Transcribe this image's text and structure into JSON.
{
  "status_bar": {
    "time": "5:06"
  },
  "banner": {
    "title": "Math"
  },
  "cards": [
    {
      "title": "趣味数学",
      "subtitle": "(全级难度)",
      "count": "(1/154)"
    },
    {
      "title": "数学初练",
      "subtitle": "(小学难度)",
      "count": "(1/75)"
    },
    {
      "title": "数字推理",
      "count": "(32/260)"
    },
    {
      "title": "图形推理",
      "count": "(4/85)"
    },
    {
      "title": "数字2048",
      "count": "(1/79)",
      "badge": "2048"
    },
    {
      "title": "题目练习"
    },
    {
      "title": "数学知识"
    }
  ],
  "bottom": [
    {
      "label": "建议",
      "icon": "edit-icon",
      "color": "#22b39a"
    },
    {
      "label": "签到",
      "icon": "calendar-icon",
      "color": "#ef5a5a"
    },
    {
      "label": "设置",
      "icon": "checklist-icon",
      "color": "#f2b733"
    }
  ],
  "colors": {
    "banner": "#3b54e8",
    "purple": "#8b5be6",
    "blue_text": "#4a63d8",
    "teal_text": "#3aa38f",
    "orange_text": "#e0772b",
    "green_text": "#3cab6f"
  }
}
-*-*-
Pick out and copy the lines of the material that include the word "count".

      "count": "(1/154)"
      "count": "(1/75)"
      "count": "(32/260)"
      "count": "(4/85)"
      "count": "(1/79)",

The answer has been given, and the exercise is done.